> _Problem statement_
Write out each line from the data below that includes the word "若有一项指标不合格".

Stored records
** START **

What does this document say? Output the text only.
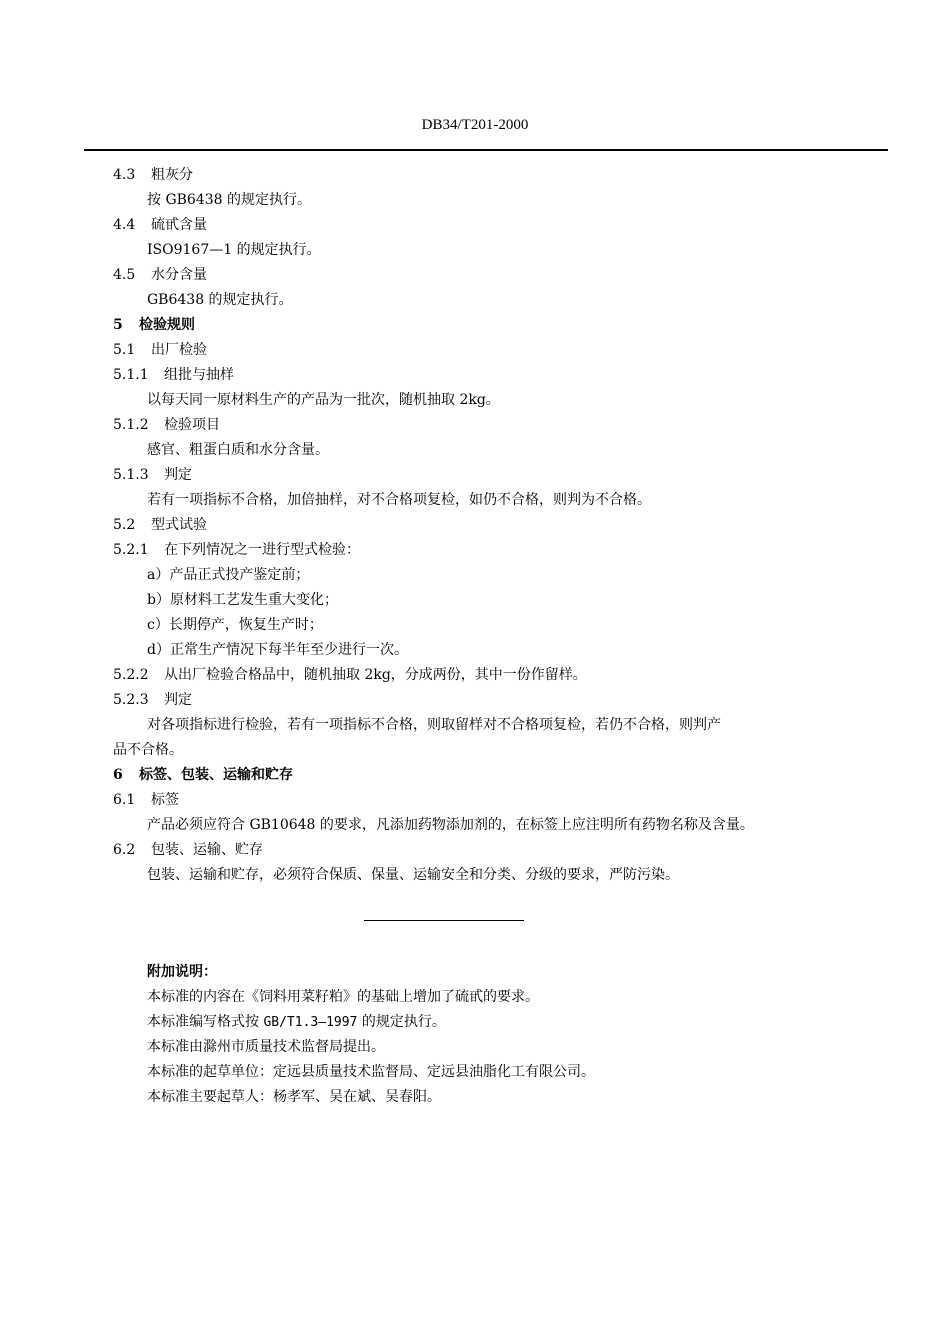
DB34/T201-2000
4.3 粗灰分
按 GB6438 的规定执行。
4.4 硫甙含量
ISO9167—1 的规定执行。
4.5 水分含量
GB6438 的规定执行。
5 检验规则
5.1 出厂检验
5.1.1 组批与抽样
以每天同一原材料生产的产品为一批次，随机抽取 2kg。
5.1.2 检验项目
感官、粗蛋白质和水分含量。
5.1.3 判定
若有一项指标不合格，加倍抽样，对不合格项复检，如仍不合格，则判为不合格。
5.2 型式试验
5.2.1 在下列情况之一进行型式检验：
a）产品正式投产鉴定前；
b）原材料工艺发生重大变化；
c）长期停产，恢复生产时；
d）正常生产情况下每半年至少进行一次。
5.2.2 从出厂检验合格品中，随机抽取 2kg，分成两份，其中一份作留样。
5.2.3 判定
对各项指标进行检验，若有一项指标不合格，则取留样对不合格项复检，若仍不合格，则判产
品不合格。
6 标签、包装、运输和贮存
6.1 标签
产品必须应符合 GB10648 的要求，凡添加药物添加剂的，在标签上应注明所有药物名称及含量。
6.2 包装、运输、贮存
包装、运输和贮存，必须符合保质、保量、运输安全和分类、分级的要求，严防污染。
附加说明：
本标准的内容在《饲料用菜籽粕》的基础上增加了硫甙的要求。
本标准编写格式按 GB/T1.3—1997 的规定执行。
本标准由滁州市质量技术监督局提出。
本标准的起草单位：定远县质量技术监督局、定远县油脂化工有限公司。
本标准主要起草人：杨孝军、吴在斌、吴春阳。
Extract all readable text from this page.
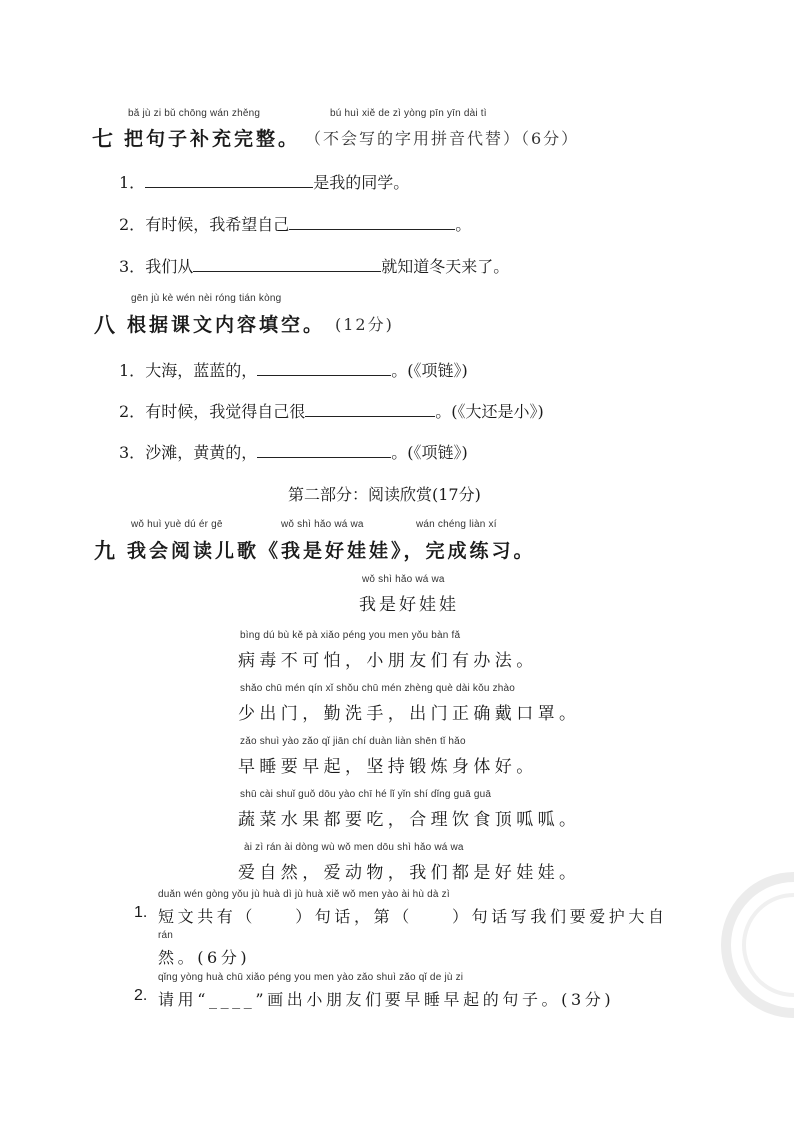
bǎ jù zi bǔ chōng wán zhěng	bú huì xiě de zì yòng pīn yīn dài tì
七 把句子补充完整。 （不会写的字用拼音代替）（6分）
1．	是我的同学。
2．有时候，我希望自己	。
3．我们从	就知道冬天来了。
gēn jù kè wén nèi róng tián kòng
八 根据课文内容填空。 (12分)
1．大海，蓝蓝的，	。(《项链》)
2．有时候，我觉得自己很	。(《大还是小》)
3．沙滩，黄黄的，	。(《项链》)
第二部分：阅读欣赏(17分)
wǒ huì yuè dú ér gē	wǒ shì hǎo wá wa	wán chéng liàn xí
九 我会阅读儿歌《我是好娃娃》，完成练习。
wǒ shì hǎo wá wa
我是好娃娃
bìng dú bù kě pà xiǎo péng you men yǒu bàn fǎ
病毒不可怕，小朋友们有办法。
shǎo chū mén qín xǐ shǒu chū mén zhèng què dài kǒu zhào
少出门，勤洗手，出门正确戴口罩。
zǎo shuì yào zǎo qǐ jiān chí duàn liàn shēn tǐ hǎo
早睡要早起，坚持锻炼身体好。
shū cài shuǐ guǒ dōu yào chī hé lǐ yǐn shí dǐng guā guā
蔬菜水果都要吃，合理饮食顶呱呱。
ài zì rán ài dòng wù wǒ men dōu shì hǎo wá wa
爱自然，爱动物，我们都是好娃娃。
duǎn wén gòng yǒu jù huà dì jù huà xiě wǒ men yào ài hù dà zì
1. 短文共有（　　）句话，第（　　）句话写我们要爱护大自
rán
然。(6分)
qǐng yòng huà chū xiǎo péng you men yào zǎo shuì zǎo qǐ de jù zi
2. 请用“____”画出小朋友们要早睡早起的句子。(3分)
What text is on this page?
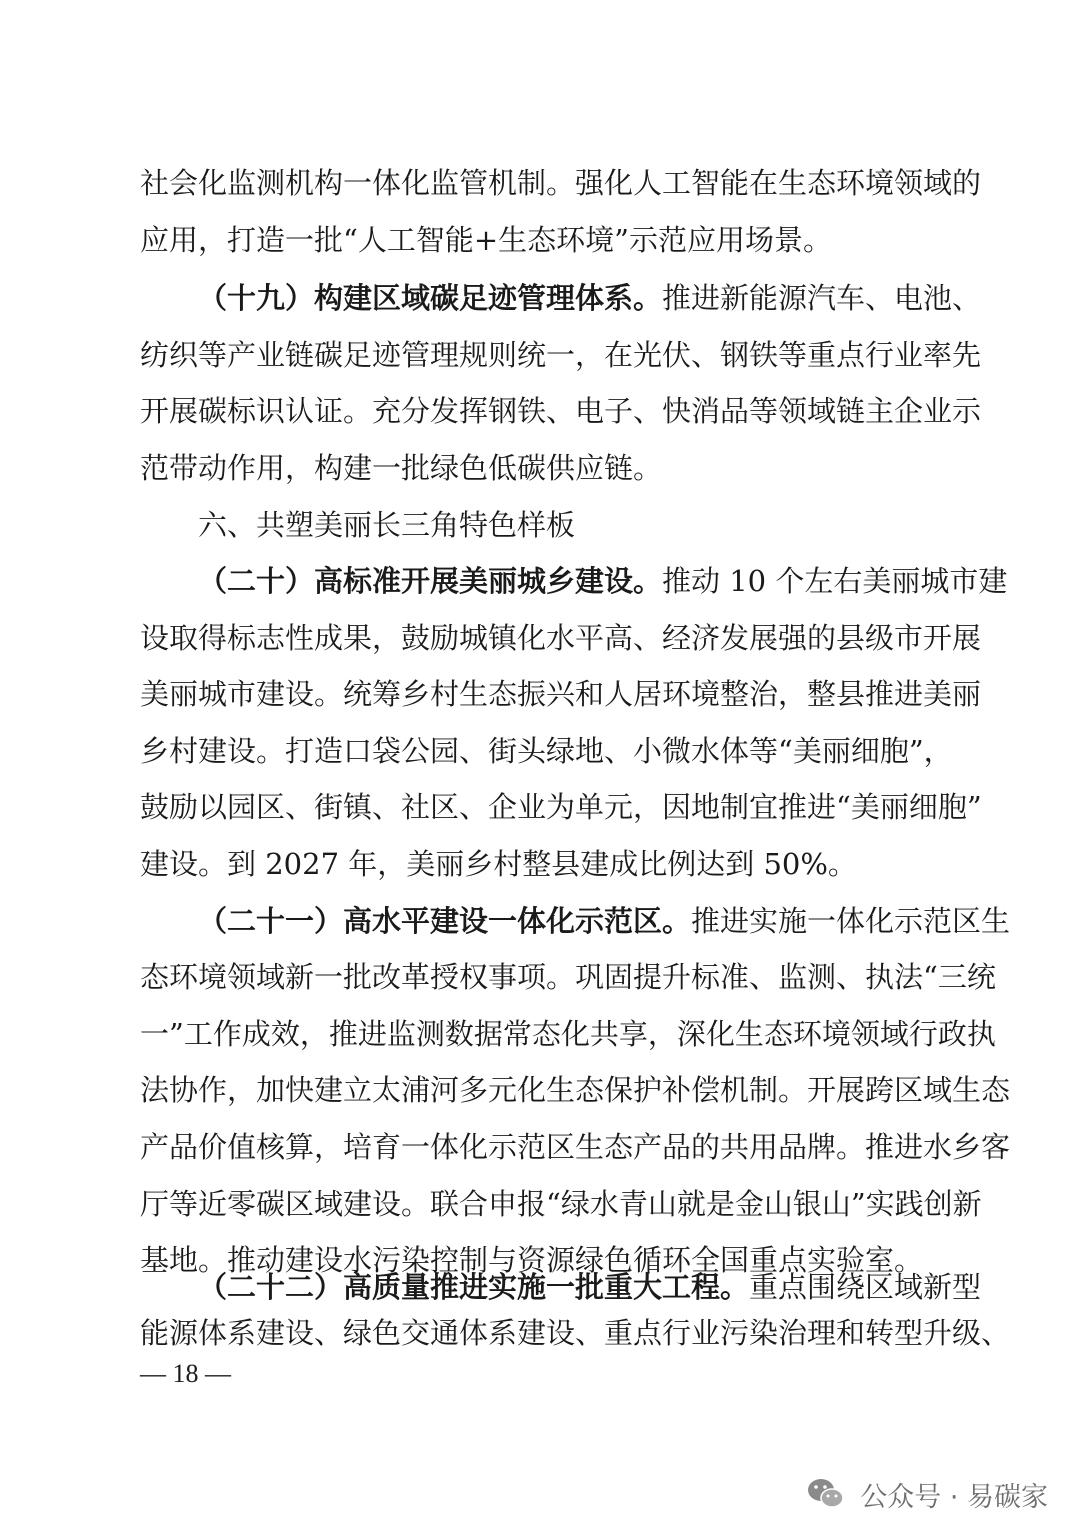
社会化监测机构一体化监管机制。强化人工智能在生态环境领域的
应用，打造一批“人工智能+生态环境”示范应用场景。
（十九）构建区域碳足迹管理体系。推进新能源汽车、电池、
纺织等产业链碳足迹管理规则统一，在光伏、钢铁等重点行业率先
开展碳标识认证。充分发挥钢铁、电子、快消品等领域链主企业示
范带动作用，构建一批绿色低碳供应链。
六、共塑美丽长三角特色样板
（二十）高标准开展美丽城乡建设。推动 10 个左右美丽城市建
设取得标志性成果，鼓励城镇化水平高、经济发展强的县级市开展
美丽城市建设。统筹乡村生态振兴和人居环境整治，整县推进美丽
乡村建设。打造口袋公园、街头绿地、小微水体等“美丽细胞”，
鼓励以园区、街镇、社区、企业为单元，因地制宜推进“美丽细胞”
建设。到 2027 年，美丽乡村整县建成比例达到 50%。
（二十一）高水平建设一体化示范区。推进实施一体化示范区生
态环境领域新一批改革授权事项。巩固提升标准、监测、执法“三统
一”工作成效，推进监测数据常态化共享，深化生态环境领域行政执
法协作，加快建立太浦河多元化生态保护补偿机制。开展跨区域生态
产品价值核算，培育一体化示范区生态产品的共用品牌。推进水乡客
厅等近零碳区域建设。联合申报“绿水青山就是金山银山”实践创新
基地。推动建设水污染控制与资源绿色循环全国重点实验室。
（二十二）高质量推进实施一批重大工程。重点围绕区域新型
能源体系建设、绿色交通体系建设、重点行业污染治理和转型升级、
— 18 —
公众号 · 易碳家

** END **

> _Response_
若有一项指标不合格，加倍抽样，对不合格项复检，如仍不合格，则判为不合格。
对各项指标进行检验，若有一项指标不合格，则取留样对不合格项复检，若仍不合格，则判产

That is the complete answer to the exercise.